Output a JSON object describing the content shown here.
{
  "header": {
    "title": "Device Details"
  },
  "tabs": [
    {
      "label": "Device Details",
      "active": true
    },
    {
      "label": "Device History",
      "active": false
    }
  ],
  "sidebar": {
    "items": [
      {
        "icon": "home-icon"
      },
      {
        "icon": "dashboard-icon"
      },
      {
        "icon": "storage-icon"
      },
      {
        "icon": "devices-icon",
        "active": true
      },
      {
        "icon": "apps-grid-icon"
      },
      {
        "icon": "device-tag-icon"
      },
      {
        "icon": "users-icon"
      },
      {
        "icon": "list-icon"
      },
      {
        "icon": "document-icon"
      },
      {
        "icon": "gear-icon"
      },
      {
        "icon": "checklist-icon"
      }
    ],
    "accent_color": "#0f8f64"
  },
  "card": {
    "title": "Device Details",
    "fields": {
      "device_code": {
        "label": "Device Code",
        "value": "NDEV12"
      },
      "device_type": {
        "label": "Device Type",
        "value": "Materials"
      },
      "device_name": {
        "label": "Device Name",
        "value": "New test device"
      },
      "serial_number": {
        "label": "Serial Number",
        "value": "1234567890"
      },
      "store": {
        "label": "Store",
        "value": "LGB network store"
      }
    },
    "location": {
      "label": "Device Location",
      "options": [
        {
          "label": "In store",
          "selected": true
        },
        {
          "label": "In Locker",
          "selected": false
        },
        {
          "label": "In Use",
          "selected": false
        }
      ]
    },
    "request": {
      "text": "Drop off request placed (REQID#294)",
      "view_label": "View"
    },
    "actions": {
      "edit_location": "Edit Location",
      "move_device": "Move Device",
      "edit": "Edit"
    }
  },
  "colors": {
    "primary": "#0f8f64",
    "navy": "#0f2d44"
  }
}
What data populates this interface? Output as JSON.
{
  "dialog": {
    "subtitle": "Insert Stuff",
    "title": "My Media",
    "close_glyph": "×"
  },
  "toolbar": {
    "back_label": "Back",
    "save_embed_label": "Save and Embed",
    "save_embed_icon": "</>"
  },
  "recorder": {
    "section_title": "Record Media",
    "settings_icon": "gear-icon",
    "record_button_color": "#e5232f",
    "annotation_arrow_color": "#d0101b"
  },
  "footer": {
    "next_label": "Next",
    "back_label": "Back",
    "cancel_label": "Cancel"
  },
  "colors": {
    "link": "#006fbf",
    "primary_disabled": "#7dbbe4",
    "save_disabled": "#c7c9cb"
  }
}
-*-*-
Retype the listing exactly, in full.

Output a JSON object describing the content shown here.
{
  "header": {
    "title": "Device Details"
  },
  "tabs": [
    {
      "label": "Device Details",
      "active": true
    },
    {
      "label": "Device History",
      "active": false
    }
  ],
  "sidebar": {
    "items": [
      {
        "icon": "home-icon"
      },
      {
        "icon": "dashboard-icon"
      },
      {
        "icon": "storage-icon"
      },
      {
        "icon": "devices-icon",
        "active": true
      },
      {
        "icon": "apps-grid-icon"
      },
      {
        "icon": "device-tag-icon"
      },
      {
        "icon": "users-icon"
      },
      {
        "icon": "list-icon"
      },
      {
        "icon": "document-icon"
      },
      {
        "icon": "gear-icon"
      },
      {
        "icon": "checklist-icon"
      }
    ],
    "accent_color": "#0f8f64"
  },
  "card": {
    "title": "Device Details",
    "fields": {
      "device_code": {
        "label": "Device Code",
        "value": "NDEV12"
      },
      "device_type": {
        "label": "Device Type",
        "value": "Materials"
      },
      "device_name": {
        "label": "Device Name",
        "value": "New test device"
      },
      "serial_number": {
        "label": "Serial Number",
        "value": "1234567890"
      },
      "store": {
        "label": "Store",
        "value": "LGB network store"
      }
    },
    "location": {
      "label": "Device Location",
      "options": [
        {
          "label": "In store",
          "selected": true
        },
        {
          "label": "In Locker",
          "selected": false
        },
        {
          "label": "In Use",
          "selected": false
        }
      ]
    },
    "request": {
      "text": "Drop off request placed (REQID#294)",
      "view_label": "View"
    },
    "actions": {
      "edit_location": "Edit Location",
      "move_device": "Move Device",
      "edit": "Edit"
    }
  },
  "colors": {
    "primary": "#0f8f64",
    "navy": "#0f2d44"
  }
}
What data populates this interface? Output as JSON.
{
  "dialog": {
    "subtitle": "Insert Stuff",
    "title": "My Media",
    "close_glyph": "×"
  },
  "toolbar": {
    "back_label": "Back",
    "save_embed_label": "Save and Embed",
    "save_embed_icon": "</>"
  },
  "recorder": {
    "section_title": "Record Media",
    "settings_icon": "gear-icon",
    "record_button_color": "#e5232f",
    "annotation_arrow_color": "#d0101b"
  },
  "footer": {
    "next_label": "Next",
    "back_label": "Back",
    "cancel_label": "Cancel"
  },
  "colors": {
    "link": "#006fbf",
    "primary_disabled": "#7dbbe4",
    "save_disabled": "#c7c9cb"
  }
}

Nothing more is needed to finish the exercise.